[Stored items]
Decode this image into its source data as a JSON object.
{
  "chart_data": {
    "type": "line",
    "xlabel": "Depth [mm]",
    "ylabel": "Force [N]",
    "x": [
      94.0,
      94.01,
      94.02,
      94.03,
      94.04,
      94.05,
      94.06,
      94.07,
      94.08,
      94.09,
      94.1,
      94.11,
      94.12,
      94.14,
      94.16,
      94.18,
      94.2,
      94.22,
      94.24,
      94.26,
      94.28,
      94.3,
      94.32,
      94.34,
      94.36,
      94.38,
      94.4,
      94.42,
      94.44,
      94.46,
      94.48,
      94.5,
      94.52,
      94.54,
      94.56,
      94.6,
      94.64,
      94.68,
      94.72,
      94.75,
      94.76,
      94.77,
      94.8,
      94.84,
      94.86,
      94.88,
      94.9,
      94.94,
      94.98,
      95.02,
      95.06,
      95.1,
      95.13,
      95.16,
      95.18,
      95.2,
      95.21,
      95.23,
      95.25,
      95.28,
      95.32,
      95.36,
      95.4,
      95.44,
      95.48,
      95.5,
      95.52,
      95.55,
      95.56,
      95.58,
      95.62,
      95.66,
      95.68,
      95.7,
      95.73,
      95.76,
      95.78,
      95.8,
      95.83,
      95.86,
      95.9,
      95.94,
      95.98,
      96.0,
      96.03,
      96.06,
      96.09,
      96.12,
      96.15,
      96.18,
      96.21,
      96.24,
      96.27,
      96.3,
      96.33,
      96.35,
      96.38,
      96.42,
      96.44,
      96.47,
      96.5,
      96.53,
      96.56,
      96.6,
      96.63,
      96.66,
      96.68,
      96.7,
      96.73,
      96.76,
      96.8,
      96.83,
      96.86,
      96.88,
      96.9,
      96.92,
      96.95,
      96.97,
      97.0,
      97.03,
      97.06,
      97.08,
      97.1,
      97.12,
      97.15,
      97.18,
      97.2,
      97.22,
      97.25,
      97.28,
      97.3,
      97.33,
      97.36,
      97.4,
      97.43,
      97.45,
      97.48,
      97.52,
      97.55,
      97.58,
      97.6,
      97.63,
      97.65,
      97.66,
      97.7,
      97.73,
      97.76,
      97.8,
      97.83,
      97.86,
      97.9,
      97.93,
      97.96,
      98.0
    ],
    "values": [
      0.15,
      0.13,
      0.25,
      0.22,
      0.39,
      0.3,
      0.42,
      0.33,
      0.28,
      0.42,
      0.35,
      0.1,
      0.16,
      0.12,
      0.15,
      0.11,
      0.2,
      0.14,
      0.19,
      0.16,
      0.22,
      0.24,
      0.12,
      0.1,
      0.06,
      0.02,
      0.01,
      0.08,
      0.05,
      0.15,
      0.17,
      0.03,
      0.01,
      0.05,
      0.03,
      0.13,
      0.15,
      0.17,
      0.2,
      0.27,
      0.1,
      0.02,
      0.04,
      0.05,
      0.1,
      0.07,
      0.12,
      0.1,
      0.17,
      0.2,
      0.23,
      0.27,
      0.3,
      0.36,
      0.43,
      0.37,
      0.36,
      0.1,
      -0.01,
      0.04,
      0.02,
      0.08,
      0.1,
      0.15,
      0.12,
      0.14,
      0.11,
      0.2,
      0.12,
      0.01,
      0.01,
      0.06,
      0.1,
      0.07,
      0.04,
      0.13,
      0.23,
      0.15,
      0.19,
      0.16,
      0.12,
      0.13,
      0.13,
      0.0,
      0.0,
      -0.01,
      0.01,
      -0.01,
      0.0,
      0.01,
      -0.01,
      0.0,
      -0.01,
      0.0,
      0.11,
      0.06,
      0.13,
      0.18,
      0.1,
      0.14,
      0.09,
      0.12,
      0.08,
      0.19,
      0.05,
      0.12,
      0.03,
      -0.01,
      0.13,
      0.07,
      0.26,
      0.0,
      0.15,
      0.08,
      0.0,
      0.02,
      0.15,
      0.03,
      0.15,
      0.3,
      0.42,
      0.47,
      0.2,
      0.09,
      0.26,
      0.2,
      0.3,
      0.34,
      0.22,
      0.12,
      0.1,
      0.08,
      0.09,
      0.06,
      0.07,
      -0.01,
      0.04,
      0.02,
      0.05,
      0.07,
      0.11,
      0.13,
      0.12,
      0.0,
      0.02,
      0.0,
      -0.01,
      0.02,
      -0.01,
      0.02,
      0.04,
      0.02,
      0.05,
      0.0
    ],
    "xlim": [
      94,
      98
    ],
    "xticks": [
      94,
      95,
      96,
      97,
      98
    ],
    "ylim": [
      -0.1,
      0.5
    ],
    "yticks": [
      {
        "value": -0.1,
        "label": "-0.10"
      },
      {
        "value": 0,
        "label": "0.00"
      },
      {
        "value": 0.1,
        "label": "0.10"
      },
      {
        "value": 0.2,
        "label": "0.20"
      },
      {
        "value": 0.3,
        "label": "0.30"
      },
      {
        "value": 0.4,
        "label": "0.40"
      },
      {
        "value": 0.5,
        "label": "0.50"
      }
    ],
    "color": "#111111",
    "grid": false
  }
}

■ Written instruction: Write out the full set of records exactly as given.

■ Finished task:
Decode this image into its source data as a JSON object.
{
  "chart_data": {
    "type": "line",
    "xlabel": "Depth [mm]",
    "ylabel": "Force [N]",
    "x": [
      94.0,
      94.01,
      94.02,
      94.03,
      94.04,
      94.05,
      94.06,
      94.07,
      94.08,
      94.09,
      94.1,
      94.11,
      94.12,
      94.14,
      94.16,
      94.18,
      94.2,
      94.22,
      94.24,
      94.26,
      94.28,
      94.3,
      94.32,
      94.34,
      94.36,
      94.38,
      94.4,
      94.42,
      94.44,
      94.46,
      94.48,
      94.5,
      94.52,
      94.54,
      94.56,
      94.6,
      94.64,
      94.68,
      94.72,
      94.75,
      94.76,
      94.77,
      94.8,
      94.84,
      94.86,
      94.88,
      94.9,
      94.94,
      94.98,
      95.02,
      95.06,
      95.1,
      95.13,
      95.16,
      95.18,
      95.2,
      95.21,
      95.23,
      95.25,
      95.28,
      95.32,
      95.36,
      95.4,
      95.44,
      95.48,
      95.5,
      95.52,
      95.55,
      95.56,
      95.58,
      95.62,
      95.66,
      95.68,
      95.7,
      95.73,
      95.76,
      95.78,
      95.8,
      95.83,
      95.86,
      95.9,
      95.94,
      95.98,
      96.0,
      96.03,
      96.06,
      96.09,
      96.12,
      96.15,
      96.18,
      96.21,
      96.24,
      96.27,
      96.3,
      96.33,
      96.35,
      96.38,
      96.42,
      96.44,
      96.47,
      96.5,
      96.53,
      96.56,
      96.6,
      96.63,
      96.66,
      96.68,
      96.7,
      96.73,
      96.76,
      96.8,
      96.83,
      96.86,
      96.88,
      96.9,
      96.92,
      96.95,
      96.97,
      97.0,
      97.03,
      97.06,
      97.08,
      97.1,
      97.12,
      97.15,
      97.18,
      97.2,
      97.22,
      97.25,
      97.28,
      97.3,
      97.33,
      97.36,
      97.4,
      97.43,
      97.45,
      97.48,
      97.52,
      97.55,
      97.58,
      97.6,
      97.63,
      97.65,
      97.66,
      97.7,
      97.73,
      97.76,
      97.8,
      97.83,
      97.86,
      97.9,
      97.93,
      97.96,
      98.0
    ],
    "values": [
      0.15,
      0.13,
      0.25,
      0.22,
      0.39,
      0.3,
      0.42,
      0.33,
      0.28,
      0.42,
      0.35,
      0.1,
      0.16,
      0.12,
      0.15,
      0.11,
      0.2,
      0.14,
      0.19,
      0.16,
      0.22,
      0.24,
      0.12,
      0.1,
      0.06,
      0.02,
      0.01,
      0.08,
      0.05,
      0.15,
      0.17,
      0.03,
      0.01,
      0.05,
      0.03,
      0.13,
      0.15,
      0.17,
      0.2,
      0.27,
      0.1,
      0.02,
      0.04,
      0.05,
      0.1,
      0.07,
      0.12,
      0.1,
      0.17,
      0.2,
      0.23,
      0.27,
      0.3,
      0.36,
      0.43,
      0.37,
      0.36,
      0.1,
      -0.01,
      0.04,
      0.02,
      0.08,
      0.1,
      0.15,
      0.12,
      0.14,
      0.11,
      0.2,
      0.12,
      0.01,
      0.01,
      0.06,
      0.1,
      0.07,
      0.04,
      0.13,
      0.23,
      0.15,
      0.19,
      0.16,
      0.12,
      0.13,
      0.13,
      0.0,
      0.0,
      -0.01,
      0.01,
      -0.01,
      0.0,
      0.01,
      -0.01,
      0.0,
      -0.01,
      0.0,
      0.11,
      0.06,
      0.13,
      0.18,
      0.1,
      0.14,
      0.09,
      0.12,
      0.08,
      0.19,
      0.05,
      0.12,
      0.03,
      -0.01,
      0.13,
      0.07,
      0.26,
      0.0,
      0.15,
      0.08,
      0.0,
      0.02,
      0.15,
      0.03,
      0.15,
      0.3,
      0.42,
      0.47,
      0.2,
      0.09,
      0.26,
      0.2,
      0.3,
      0.34,
      0.22,
      0.12,
      0.1,
      0.08,
      0.09,
      0.06,
      0.07,
      -0.01,
      0.04,
      0.02,
      0.05,
      0.07,
      0.11,
      0.13,
      0.12,
      0.0,
      0.02,
      0.0,
      -0.01,
      0.02,
      -0.01,
      0.02,
      0.04,
      0.02,
      0.05,
      0.0
    ],
    "xlim": [
      94,
      98
    ],
    "xticks": [
      94,
      95,
      96,
      97,
      98
    ],
    "ylim": [
      -0.1,
      0.5
    ],
    "yticks": [
      {
        "value": -0.1,
        "label": "-0.10"
      },
      {
        "value": 0,
        "label": "0.00"
      },
      {
        "value": 0.1,
        "label": "0.10"
      },
      {
        "value": 0.2,
        "label": "0.20"
      },
      {
        "value": 0.3,
        "label": "0.30"
      },
      {
        "value": 0.4,
        "label": "0.40"
      },
      {
        "value": 0.5,
        "label": "0.50"
      }
    ],
    "color": "#111111",
    "grid": false
  }
}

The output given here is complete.